**WHAT YOU NEED TO DO**: Copy the lines below verbatim, from the first one through the line containing "- cell: Black & White: [486, 182, 571, 197]".

(Stored data)
|---|

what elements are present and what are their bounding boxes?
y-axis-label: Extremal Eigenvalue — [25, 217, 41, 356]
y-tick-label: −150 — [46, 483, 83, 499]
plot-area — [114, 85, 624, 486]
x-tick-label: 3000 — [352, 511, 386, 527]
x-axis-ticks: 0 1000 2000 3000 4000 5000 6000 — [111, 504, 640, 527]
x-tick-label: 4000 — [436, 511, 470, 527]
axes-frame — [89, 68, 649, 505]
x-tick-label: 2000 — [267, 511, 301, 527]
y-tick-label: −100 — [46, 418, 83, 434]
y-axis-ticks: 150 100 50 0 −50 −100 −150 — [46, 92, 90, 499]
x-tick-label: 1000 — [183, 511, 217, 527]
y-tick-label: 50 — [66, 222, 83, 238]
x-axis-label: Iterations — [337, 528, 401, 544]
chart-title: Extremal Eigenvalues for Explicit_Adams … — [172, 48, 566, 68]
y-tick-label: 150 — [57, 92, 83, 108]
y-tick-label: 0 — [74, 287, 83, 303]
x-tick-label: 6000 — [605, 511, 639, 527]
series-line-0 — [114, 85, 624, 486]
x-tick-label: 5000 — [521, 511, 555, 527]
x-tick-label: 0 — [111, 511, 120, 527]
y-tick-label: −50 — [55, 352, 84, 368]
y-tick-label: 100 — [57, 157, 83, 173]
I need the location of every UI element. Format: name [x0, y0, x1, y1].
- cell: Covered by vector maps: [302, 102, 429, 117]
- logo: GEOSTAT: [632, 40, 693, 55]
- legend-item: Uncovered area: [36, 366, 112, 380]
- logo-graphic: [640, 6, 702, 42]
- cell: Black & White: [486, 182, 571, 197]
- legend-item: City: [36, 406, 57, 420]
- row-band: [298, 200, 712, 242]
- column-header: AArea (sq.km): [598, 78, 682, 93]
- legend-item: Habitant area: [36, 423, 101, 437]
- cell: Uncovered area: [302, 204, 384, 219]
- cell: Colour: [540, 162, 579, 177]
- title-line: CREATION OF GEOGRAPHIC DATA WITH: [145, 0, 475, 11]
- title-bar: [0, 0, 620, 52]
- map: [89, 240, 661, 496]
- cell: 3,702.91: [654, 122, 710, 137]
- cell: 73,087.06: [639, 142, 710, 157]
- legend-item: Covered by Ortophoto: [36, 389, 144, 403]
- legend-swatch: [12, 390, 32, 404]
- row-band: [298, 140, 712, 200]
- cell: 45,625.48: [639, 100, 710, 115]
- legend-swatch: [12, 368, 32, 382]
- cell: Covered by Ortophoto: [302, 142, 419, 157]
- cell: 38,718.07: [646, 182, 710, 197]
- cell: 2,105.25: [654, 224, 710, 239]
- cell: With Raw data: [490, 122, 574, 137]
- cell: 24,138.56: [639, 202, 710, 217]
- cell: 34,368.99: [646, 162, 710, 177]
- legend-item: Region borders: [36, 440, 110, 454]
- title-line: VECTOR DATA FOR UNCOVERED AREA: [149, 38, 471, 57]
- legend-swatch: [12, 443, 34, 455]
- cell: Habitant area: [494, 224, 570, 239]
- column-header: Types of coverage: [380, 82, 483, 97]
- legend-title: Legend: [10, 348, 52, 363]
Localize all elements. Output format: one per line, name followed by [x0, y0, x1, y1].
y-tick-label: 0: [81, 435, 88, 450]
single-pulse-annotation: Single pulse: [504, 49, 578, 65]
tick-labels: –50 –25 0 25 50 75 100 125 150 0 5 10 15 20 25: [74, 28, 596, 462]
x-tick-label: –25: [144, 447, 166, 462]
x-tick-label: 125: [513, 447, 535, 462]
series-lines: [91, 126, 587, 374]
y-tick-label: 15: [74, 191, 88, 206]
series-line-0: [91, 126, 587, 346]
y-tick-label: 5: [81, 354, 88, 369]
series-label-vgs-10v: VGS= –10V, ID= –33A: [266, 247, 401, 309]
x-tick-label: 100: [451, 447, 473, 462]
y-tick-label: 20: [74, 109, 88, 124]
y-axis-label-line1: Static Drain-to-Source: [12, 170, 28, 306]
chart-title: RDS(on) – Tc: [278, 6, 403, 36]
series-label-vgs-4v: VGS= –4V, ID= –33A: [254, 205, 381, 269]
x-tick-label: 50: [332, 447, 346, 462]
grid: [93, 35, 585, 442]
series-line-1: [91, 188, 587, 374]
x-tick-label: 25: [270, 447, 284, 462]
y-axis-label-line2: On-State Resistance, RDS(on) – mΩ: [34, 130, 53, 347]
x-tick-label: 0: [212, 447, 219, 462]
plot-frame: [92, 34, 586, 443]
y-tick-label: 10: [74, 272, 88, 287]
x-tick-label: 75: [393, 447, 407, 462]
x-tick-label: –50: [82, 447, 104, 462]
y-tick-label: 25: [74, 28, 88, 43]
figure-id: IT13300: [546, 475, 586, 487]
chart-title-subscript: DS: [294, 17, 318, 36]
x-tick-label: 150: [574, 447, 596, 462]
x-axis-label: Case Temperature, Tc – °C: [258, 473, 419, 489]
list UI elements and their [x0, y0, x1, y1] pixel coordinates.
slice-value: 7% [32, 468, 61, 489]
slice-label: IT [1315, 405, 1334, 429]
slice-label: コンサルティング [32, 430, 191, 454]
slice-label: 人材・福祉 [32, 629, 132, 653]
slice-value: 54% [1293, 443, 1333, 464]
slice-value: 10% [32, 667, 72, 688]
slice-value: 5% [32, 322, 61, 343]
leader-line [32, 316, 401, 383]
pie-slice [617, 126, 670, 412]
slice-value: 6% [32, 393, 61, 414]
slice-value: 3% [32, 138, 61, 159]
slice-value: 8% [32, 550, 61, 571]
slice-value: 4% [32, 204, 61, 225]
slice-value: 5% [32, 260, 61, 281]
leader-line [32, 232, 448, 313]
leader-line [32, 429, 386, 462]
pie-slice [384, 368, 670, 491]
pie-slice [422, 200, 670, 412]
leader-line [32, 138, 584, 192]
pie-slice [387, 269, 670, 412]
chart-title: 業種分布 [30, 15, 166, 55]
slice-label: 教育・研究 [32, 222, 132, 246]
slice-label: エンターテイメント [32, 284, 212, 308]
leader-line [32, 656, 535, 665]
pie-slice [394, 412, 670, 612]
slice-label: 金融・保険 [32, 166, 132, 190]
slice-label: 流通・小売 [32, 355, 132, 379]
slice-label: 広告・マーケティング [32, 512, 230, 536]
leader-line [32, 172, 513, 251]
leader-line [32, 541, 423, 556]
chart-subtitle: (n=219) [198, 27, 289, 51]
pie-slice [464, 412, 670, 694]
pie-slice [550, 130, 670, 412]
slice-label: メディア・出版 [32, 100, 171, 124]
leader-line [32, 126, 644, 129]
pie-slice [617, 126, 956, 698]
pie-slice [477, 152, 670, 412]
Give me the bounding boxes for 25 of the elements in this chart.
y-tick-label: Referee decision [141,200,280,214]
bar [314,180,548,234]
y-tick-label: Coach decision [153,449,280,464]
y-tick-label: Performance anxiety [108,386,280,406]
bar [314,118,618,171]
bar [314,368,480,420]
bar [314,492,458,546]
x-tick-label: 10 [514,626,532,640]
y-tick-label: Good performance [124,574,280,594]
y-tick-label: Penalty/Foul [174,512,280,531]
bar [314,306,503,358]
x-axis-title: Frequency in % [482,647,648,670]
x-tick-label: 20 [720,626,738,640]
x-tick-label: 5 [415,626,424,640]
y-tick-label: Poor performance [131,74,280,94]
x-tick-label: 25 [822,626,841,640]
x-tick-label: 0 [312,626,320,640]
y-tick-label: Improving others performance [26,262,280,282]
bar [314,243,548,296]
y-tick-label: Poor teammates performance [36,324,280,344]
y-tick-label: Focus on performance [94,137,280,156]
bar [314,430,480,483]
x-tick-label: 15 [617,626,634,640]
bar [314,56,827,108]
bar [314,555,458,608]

|---|

**REPLY TO THE EXERCISE**:
what elements are present and what are their bounding boxes?
y-axis-label: Extremal Eigenvalue — [25, 217, 41, 356]
y-tick-label: −150 — [46, 483, 83, 499]
plot-area — [114, 85, 624, 486]
x-tick-label: 3000 — [352, 511, 386, 527]
x-axis-ticks: 0 1000 2000 3000 4000 5000 6000 — [111, 504, 640, 527]
x-tick-label: 4000 — [436, 511, 470, 527]
axes-frame — [89, 68, 649, 505]
x-tick-label: 2000 — [267, 511, 301, 527]
y-tick-label: −100 — [46, 418, 83, 434]
y-axis-ticks: 150 100 50 0 −50 −100 −150 — [46, 92, 90, 499]
x-tick-label: 1000 — [183, 511, 217, 527]
y-tick-label: 50 — [66, 222, 83, 238]
x-axis-label: Iterations — [337, 528, 401, 544]
chart-title: Extremal Eigenvalues for Explicit_Adams … — [172, 48, 566, 68]
y-tick-label: 150 — [57, 92, 83, 108]
y-tick-label: 0 — [74, 287, 83, 303]
x-tick-label: 6000 — [605, 511, 639, 527]
series-line-0 — [114, 85, 624, 486]
x-tick-label: 5000 — [521, 511, 555, 527]
x-tick-label: 0 — [111, 511, 120, 527]
y-tick-label: −50 — [55, 352, 84, 368]
y-tick-label: 100 — [57, 157, 83, 173]
I need the location of every UI element. Format: name [x0, y0, x1, y1].
- cell: Covered by vector maps: [302, 102, 429, 117]
- logo: GEOSTAT: [632, 40, 693, 55]
- legend-item: Uncovered area: [36, 366, 112, 380]
- logo-graphic: [640, 6, 702, 42]
- cell: Black & White: [486, 182, 571, 197]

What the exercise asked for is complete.